Work to complete:
Can you print every line of the records, unchanged, from the line containing "503, 148, 527]" down to the line containing "460, 915, 466]", including both of those lines?

--- start Listed entries ---

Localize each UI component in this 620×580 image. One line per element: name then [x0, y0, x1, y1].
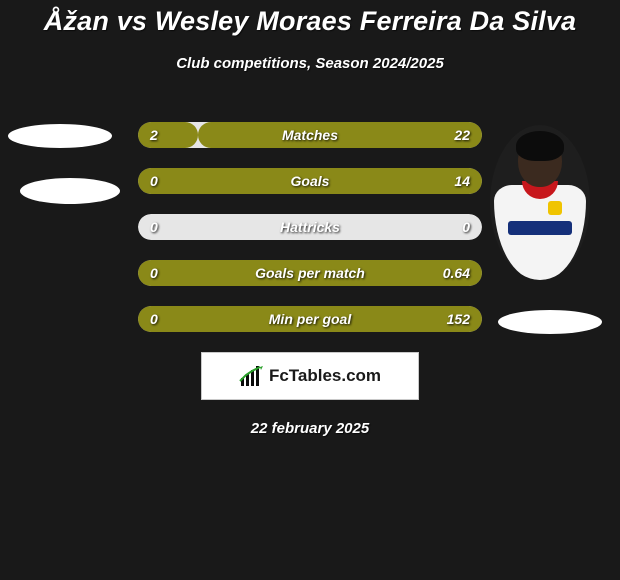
stat-row: 014Goals	[138, 168, 482, 194]
stat-row: 00Hattricks	[138, 214, 482, 240]
jersey-sponsor	[508, 221, 572, 235]
stat-bar-right-fill	[138, 260, 482, 286]
left-blob-1	[8, 124, 112, 148]
generated-date: 22 february 2025	[0, 420, 620, 437]
left-blob-2	[20, 178, 120, 204]
player-hair	[516, 131, 564, 161]
stat-bar-base	[138, 214, 482, 240]
stat-bar-right-fill	[198, 122, 482, 148]
jersey-badge	[548, 201, 562, 215]
brand-chart-icon	[239, 366, 263, 386]
brand-box[interactable]: FcTables.com	[201, 352, 419, 400]
stat-bar-right-fill	[138, 168, 482, 194]
stat-row: 0152Min per goal	[138, 306, 482, 332]
stat-bar-left-fill	[138, 122, 198, 148]
player-right-portrait	[490, 125, 590, 280]
right-blob	[498, 310, 602, 334]
page-subtitle: Club competitions, Season 2024/2025	[0, 55, 620, 72]
stat-row: 00.64Goals per match	[138, 260, 482, 286]
page-title: Åžan vs Wesley Moraes Ferreira Da Silva	[0, 0, 620, 37]
stat-row: 222Matches	[138, 122, 482, 148]
stat-bar-right-fill	[138, 306, 482, 332]
brand-text: FcTables.com	[269, 366, 381, 386]
comparison-card: Åžan vs Wesley Moraes Ferreira Da Silva …	[0, 0, 620, 437]
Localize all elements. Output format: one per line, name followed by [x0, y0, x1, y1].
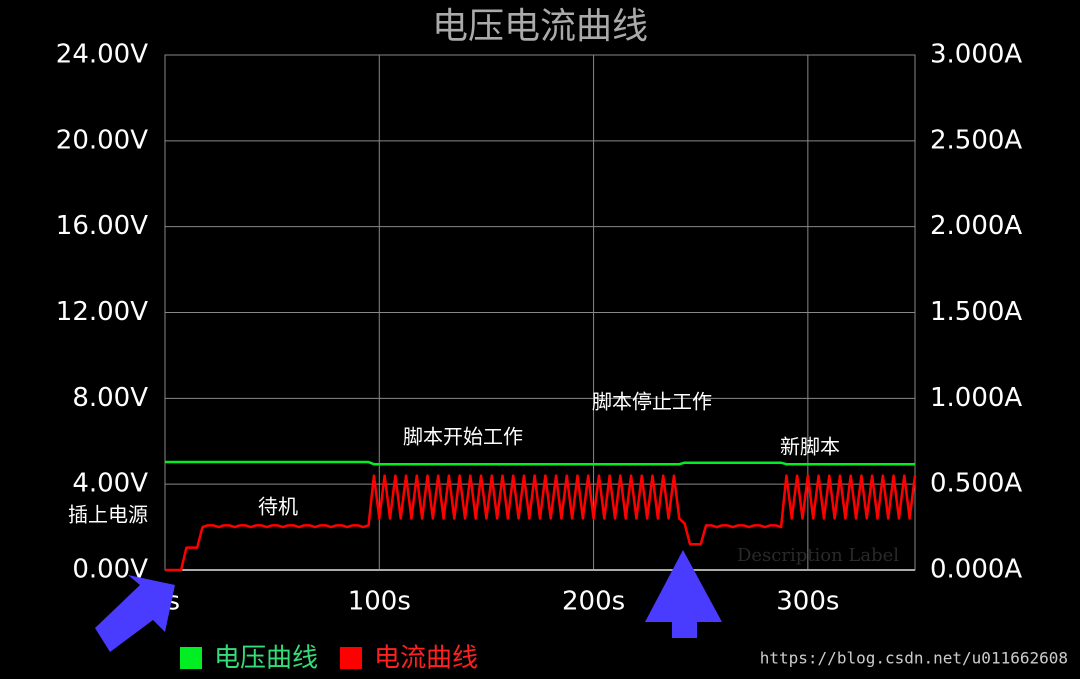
annotation: 插上电源	[68, 503, 148, 527]
legend-label: 电压曲线	[214, 644, 318, 674]
annotation: 脚本停止工作	[592, 390, 712, 414]
annotation: 脚本开始工作	[403, 425, 523, 449]
y-tick-label: 4.00V	[72, 469, 148, 499]
y2-tick-label: 3.000A	[930, 40, 1022, 70]
y2-tick-label: 2.500A	[930, 125, 1022, 155]
x-tick-label: 200s	[562, 587, 625, 617]
annotation: 待机	[258, 495, 298, 519]
x-tick-label: 100s	[348, 587, 411, 617]
y2-tick-label: 1.000A	[930, 383, 1022, 413]
y-tick-label: 24.00V	[56, 40, 148, 70]
legend-swatch	[180, 647, 202, 669]
y2-tick-label: 2.000A	[930, 211, 1022, 241]
arrow	[645, 550, 722, 638]
series-line	[165, 474, 917, 572]
legend-label: 电流曲线	[374, 644, 478, 674]
y-tick-label: 20.00V	[56, 125, 148, 155]
watermark: https://blog.csdn.net/u011662608	[760, 649, 1068, 668]
x-tick-label: 300s	[776, 587, 839, 617]
y2-tick-label: 0.500A	[930, 469, 1022, 499]
annotation: Description Label	[737, 545, 899, 566]
chart-title: 电压电流曲线	[432, 6, 648, 47]
series-line	[165, 460, 915, 466]
annotation: 新脚本	[780, 435, 840, 459]
y2-tick-label: 0.000A	[930, 555, 1022, 585]
y-tick-label: 12.00V	[56, 297, 148, 327]
y-tick-label: 16.00V	[56, 211, 148, 241]
legend-swatch	[340, 647, 363, 669]
y-tick-label: 8.00V	[72, 383, 148, 413]
arrow	[95, 575, 175, 652]
y2-tick-label: 1.500A	[930, 297, 1022, 327]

--- end Listed entries ---

Response below:
annotation: 插上电源	[68, 503, 148, 527]
legend-label: 电压曲线	[214, 644, 318, 674]
annotation: 脚本停止工作	[592, 390, 712, 414]
annotation: 脚本开始工作	[403, 425, 523, 449]
y-tick-label: 4.00V	[72, 469, 148, 499]
y2-tick-label: 3.000A	[930, 40, 1022, 70]
y2-tick-label: 2.500A	[930, 125, 1022, 155]
x-tick-label: 200s	[562, 587, 625, 617]
annotation: 待机	[258, 495, 298, 519]
x-tick-label: 100s	[348, 587, 411, 617]
y2-tick-label: 1.000A	[930, 383, 1022, 413]
y-tick-label: 24.00V	[56, 40, 148, 70]
legend-swatch	[180, 647, 202, 669]
y2-tick-label: 2.000A	[930, 211, 1022, 241]
arrow	[645, 550, 722, 638]
series-line	[165, 474, 917, 572]
legend-label: 电流曲线	[374, 644, 478, 674]
y-tick-label: 20.00V	[56, 125, 148, 155]
watermark: https://blog.csdn.net/u011662608	[760, 649, 1068, 668]
x-tick-label: 300s	[776, 587, 839, 617]
y2-tick-label: 0.500A	[930, 469, 1022, 499]
annotation: Description Label	[737, 545, 899, 566]
chart-title: 电压电流曲线	[432, 6, 648, 47]
series-line	[165, 460, 915, 466]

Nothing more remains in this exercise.